**Task details**.
Retype every entry word for word.

---------- Record list

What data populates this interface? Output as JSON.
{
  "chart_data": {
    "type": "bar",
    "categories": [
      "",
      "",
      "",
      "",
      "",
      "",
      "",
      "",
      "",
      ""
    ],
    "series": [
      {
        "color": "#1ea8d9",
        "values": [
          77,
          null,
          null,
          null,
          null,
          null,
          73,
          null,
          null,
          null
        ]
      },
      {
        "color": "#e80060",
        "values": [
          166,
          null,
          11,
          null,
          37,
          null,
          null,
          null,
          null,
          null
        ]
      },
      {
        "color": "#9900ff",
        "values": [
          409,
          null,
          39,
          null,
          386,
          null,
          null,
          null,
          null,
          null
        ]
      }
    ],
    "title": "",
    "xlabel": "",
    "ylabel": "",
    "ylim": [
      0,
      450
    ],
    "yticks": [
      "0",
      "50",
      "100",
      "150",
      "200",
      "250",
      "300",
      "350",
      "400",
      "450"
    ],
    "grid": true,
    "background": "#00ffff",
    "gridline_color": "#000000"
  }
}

--------------------

**Answer to this task**.
What data populates this interface? Output as JSON.
{
  "chart_data": {
    "type": "bar",
    "categories": [
      "",
      "",
      "",
      "",
      "",
      "",
      "",
      "",
      "",
      ""
    ],
    "series": [
      {
        "color": "#1ea8d9",
        "values": [
          77,
          null,
          null,
          null,
          null,
          null,
          73,
          null,
          null,
          null
        ]
      },
      {
        "color": "#e80060",
        "values": [
          166,
          null,
          11,
          null,
          37,
          null,
          null,
          null,
          null,
          null
        ]
      },
      {
        "color": "#9900ff",
        "values": [
          409,
          null,
          39,
          null,
          386,
          null,
          null,
          null,
          null,
          null
        ]
      }
    ],
    "title": "",
    "xlabel": "",
    "ylabel": "",
    "ylim": [
      0,
      450
    ],
    "yticks": [
      "0",
      "50",
      "100",
      "150",
      "200",
      "250",
      "300",
      "350",
      "400",
      "450"
    ],
    "grid": true,
    "background": "#00ffff",
    "gridline_color": "#000000"
  }
}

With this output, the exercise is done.